■ **CHALLENGE**
Determine the number of lines where "بستر" occurs and reply with that number by itself.

[Stored dataset items]

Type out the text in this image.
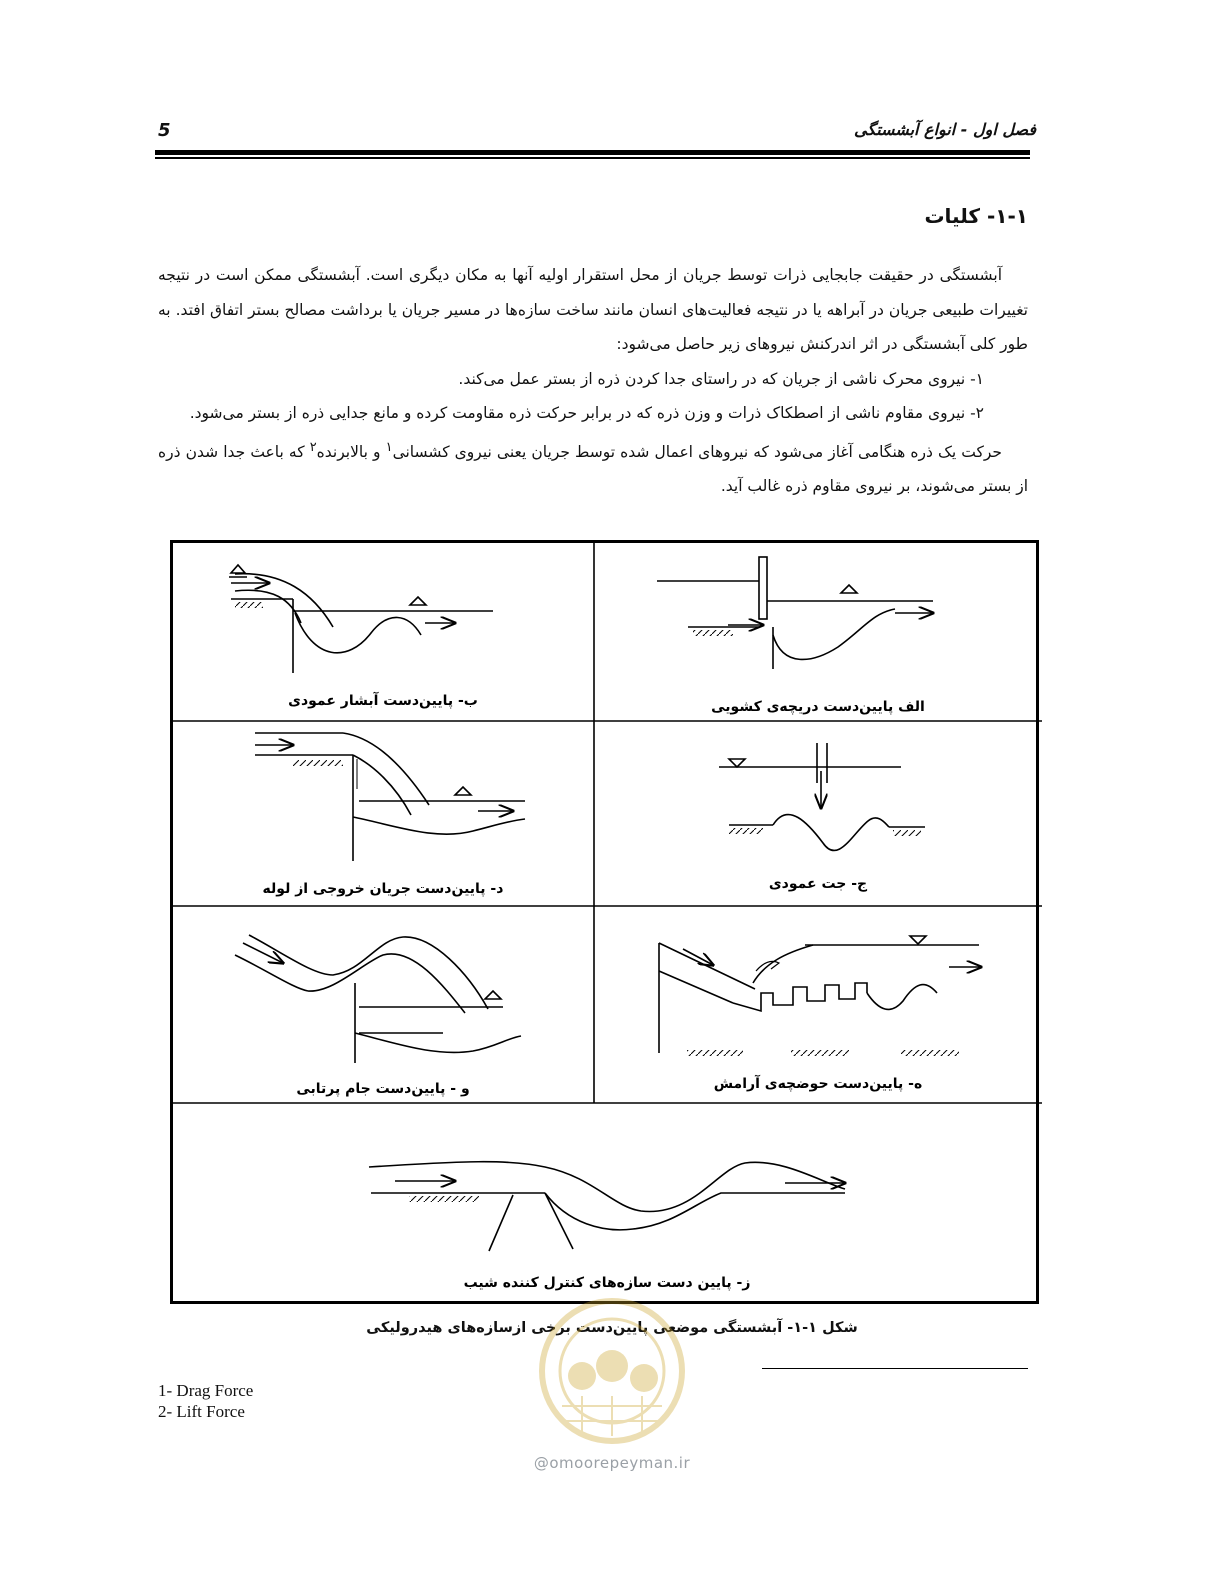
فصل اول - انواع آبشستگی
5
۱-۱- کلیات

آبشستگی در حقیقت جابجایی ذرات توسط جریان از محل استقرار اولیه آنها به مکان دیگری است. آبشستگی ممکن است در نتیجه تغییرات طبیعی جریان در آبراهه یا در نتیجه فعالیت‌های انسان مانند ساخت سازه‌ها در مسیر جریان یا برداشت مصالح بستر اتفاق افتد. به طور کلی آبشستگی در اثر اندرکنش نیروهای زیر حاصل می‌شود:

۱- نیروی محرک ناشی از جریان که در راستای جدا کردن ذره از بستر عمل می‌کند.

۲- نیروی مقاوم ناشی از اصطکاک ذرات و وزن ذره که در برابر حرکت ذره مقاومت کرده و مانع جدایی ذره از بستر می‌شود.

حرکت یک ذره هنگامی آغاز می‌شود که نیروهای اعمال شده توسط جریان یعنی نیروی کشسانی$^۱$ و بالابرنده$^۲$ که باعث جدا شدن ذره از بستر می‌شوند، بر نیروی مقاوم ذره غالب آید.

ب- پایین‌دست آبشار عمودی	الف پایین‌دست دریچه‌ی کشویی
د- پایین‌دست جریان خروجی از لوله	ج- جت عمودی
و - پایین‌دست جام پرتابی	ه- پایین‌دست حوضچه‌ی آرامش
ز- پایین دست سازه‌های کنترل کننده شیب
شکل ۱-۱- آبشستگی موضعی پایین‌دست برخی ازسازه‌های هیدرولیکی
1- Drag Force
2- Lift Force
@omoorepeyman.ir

* * *

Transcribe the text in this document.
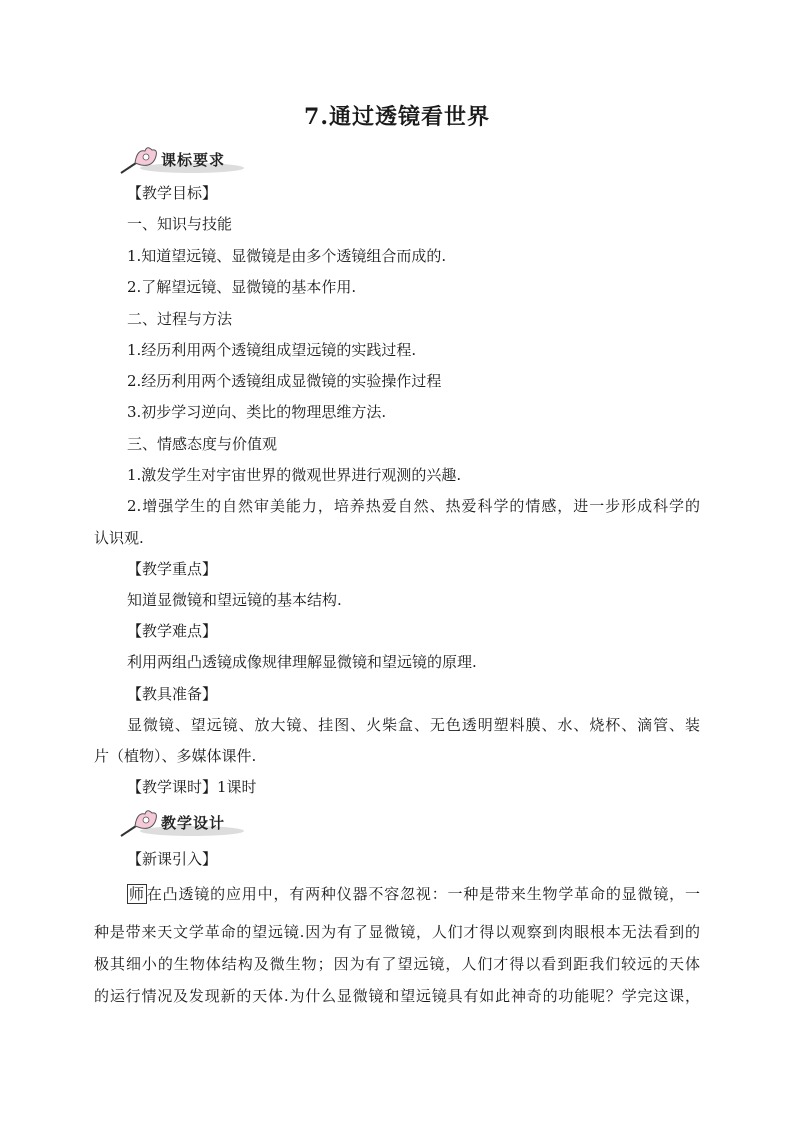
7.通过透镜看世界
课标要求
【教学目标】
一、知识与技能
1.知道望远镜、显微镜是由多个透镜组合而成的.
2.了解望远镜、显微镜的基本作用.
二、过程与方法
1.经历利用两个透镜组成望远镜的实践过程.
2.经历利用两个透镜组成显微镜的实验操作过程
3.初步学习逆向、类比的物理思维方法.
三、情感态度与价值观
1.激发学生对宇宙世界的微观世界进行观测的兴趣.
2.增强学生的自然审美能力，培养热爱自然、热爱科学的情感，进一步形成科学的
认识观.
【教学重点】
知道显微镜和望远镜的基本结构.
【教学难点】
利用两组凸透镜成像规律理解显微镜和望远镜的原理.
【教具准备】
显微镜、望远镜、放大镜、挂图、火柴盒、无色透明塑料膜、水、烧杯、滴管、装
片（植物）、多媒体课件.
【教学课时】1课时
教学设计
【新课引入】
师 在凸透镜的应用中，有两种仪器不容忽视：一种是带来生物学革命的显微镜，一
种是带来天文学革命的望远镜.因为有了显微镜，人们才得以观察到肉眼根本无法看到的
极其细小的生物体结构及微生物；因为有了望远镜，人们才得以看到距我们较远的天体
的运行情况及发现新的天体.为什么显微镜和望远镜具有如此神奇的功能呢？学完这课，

■ **WORKED SOLUTION**
4